### Exercícios:
• 1. Copie, por favor, do texto sobre as janelas da casa de infância o trecho que começa com as palavras que contêm “Quando eu era” e termina em “escuro e fechado...”.
• 2. Responda a estas perguntas sobre o texto sobre as janelas da casa de infância:
(a) Que altura têm os estrados de madeira colocados nos vãos das janelas?
(b) Com que brinquedos se brincava no estrado da janela da casa de jantar?
(c) Quantas pessoas cabem à janela?

### Texto fornecido:
↓↓↓

As janelas da casa da minha infância nunca me despertaram grande interesse. Há uma janela no quarto de meus pais e outra na sala de jantar São pequenas, estreitas e ficam muito  altas em relação ao chão, e por isso, mandaram fazer uns estrados em madeira de 25 centímetros de altura por 30 de largura, colocados nos vãos das janelas, para que mais facilmente se chegasse à janela e se pudesse olhar cá para fora. As janelas não são airosas nem alegres, e por isso, a luz que por elas entra não é muito forte, o que dá às duas divisões um ar triste e pouco iluminado.  
Quando queremos ver algo que se passa na rua, temos que subir para o estrado, e de cima deste, podemos então, olhar a rua. Isso, sempre fez que eu nunca gostasse daquelas janelas. De dentro para fora, quando estamos sentados à camilha não vemos nada do que se passa lá fora. Se ouvimos algum barulho diferente, então, lá temos que subir para o estrado, abrir a janela e espreitar lá para fora. De fora para dentro, vive-se a mesma situação, como são muito altas, ninguém pode vir e espreitar à janela, não se vê nada cá para dentro.
Quando eu era muito pequena, gostava de brincar com as minhas bonecas no estrado da janela da casa de jantar, sentava-me ali e passava algum tempo entretida a brincar, mas não muito tempo, porque aquele lugar não tinha sol e eu sentia-o um espaço escuro e fechado...
Aos Domingos, as amigas ou as primas da minha mãe vinham lanchar com ela, então depois do lanche, nas tardes sem chuva, punham-se à janela, onde só cabem duas pessoas, e por isso quando era mais gente, tinham que fazer à vez. Lembro-me de vê-las com os seus melhores vestidos, muito bem penteadas e algumas delas, até se atreviam a pôr um pouco de “rouge” ou de pó-de-arroz, mas nunca pintavam os lábios, pois isso não era de “bom tom” numa senhora casada.

↑↑↑

### Registos do conjunto:
↓↓↓

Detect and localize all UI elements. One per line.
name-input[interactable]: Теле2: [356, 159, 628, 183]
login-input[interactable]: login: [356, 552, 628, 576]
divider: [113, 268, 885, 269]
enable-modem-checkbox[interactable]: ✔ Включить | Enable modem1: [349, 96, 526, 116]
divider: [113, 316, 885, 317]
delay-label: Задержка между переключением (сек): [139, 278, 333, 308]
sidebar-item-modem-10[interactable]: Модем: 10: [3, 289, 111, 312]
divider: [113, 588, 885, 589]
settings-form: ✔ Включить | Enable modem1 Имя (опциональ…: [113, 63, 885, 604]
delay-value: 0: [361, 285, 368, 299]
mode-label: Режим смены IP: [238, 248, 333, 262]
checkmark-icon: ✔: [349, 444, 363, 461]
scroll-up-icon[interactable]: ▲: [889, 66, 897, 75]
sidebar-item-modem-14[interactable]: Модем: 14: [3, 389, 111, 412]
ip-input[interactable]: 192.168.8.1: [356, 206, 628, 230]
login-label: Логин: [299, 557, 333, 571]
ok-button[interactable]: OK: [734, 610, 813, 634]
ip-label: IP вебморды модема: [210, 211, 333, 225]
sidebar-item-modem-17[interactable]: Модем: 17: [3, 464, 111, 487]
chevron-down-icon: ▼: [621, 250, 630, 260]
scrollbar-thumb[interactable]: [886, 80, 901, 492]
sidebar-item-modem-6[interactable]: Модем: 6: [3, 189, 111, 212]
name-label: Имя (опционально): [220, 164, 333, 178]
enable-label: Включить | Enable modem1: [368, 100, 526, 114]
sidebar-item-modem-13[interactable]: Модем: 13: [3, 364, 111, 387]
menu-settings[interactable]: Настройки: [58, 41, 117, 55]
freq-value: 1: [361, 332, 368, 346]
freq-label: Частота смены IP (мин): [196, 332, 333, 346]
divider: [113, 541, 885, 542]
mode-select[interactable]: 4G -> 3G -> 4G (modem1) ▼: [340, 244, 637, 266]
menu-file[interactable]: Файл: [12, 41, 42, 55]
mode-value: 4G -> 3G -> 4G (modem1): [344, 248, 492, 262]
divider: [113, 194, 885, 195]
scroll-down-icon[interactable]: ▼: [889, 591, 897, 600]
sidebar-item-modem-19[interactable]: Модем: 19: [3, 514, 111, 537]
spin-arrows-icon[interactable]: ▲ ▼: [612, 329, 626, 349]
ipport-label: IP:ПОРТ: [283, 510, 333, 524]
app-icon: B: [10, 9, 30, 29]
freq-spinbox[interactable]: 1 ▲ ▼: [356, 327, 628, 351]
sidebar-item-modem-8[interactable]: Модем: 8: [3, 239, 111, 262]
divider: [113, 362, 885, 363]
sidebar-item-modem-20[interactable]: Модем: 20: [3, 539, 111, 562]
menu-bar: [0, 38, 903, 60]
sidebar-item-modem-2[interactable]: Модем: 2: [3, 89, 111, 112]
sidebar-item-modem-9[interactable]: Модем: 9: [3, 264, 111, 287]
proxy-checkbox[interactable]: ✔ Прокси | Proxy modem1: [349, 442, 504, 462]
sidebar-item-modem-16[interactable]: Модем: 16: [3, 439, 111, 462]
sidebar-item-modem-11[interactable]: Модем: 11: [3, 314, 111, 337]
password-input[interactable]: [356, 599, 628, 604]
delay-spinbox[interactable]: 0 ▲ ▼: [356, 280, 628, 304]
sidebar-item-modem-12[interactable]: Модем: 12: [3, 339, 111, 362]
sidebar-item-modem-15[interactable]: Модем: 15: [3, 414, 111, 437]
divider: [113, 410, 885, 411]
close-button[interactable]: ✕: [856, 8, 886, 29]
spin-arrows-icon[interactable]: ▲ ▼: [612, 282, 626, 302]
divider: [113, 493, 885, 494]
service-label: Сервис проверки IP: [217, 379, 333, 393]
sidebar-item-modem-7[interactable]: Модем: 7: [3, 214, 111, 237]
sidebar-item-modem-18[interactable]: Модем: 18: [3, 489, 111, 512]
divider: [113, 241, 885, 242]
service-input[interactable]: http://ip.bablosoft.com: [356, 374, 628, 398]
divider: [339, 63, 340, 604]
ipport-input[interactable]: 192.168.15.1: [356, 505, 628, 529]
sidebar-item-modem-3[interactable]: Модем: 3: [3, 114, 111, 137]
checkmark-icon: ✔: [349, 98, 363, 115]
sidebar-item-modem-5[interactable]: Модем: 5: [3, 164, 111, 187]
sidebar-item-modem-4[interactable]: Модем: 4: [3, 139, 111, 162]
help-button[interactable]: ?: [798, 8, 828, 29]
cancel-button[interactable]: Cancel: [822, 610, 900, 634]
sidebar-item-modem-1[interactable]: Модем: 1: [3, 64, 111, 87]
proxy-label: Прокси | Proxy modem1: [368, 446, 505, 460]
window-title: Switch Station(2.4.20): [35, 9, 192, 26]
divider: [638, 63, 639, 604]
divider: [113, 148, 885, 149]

↑↑↑
↓↓↓

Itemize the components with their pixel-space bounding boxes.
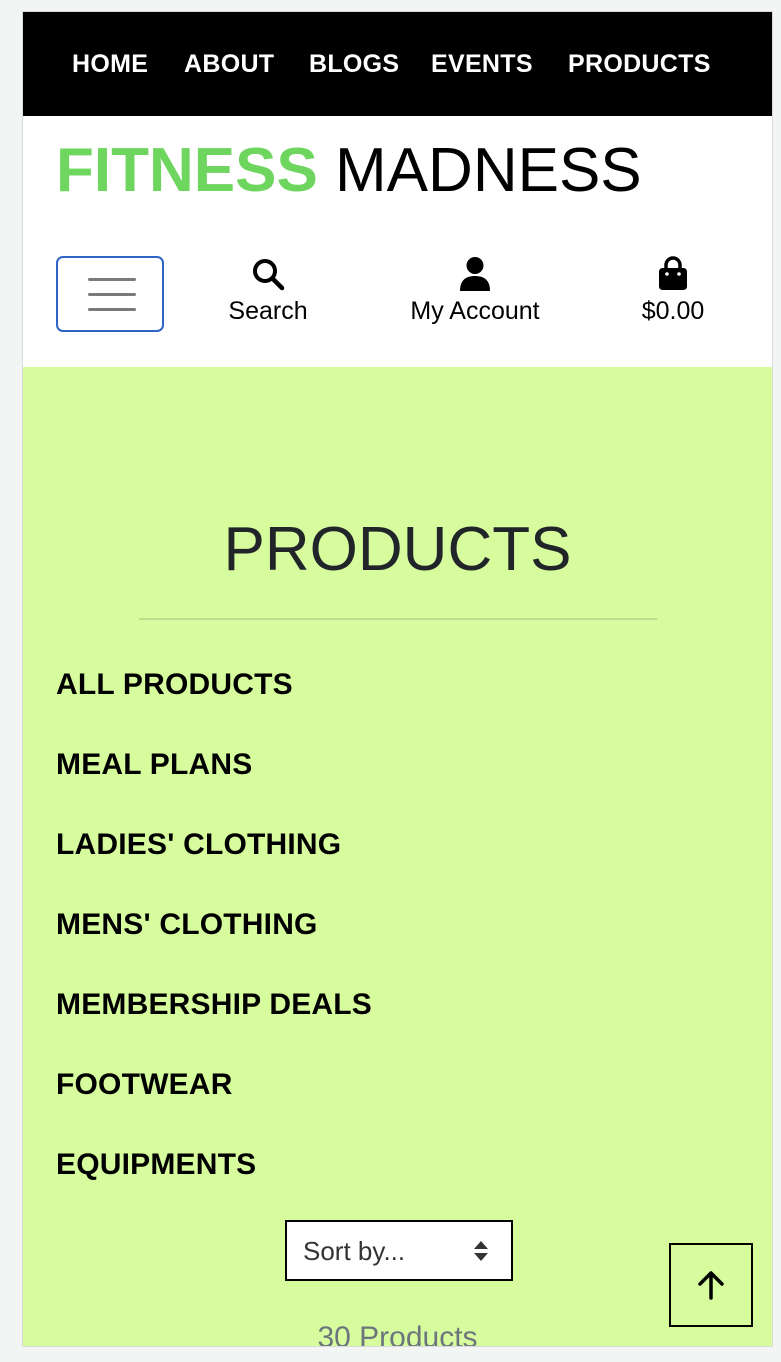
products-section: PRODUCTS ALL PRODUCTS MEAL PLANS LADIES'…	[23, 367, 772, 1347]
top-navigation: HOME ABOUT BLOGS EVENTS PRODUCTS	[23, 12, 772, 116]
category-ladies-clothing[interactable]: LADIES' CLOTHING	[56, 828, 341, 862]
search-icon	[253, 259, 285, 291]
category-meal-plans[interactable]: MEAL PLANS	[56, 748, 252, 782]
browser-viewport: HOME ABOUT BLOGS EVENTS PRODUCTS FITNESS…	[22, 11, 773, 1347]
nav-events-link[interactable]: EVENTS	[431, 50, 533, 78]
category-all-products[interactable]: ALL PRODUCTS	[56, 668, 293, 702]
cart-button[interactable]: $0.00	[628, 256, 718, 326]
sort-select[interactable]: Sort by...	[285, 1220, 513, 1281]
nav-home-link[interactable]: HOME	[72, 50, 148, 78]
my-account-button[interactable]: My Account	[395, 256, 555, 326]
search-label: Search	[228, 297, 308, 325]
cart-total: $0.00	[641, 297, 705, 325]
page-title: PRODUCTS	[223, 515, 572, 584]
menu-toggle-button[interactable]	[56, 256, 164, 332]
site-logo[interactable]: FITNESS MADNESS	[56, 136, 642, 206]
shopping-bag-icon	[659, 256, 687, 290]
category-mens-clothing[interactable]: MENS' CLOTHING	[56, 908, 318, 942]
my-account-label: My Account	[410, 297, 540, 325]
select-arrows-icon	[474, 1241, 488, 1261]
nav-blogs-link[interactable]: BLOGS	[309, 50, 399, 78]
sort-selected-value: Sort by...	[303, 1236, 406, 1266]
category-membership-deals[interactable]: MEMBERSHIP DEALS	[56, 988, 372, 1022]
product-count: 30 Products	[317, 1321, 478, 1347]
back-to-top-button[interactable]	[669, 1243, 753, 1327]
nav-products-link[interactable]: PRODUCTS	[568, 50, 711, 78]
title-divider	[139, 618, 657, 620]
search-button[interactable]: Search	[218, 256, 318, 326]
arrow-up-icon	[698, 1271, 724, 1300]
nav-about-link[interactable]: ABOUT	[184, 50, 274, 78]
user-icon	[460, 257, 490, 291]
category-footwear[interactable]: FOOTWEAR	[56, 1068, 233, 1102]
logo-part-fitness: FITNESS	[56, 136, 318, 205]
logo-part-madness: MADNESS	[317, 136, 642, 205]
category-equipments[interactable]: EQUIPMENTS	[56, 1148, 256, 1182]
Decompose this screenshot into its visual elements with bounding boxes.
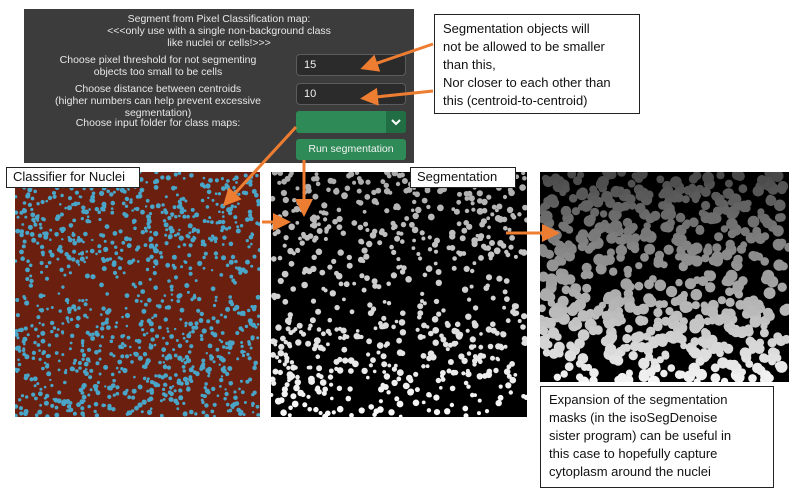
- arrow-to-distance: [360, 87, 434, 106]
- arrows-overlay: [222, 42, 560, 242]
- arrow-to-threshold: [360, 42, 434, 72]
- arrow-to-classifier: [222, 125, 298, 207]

↑↑↑

### Respostas resolvidas:
• 1.
Quando eu era muito pequena, gostava de brincar com as minhas bonecas no estrado da janela da casa de jantar, sentava-me ali e passava algum tempo entretida a brincar, mas não muito tempo, porque aquele lugar não tinha sol e eu sentia-o um espaço escuro e fechado...

• 2.
(a) 25 centímetros.
(b) Com bonecas.
(c) Duas pessoas.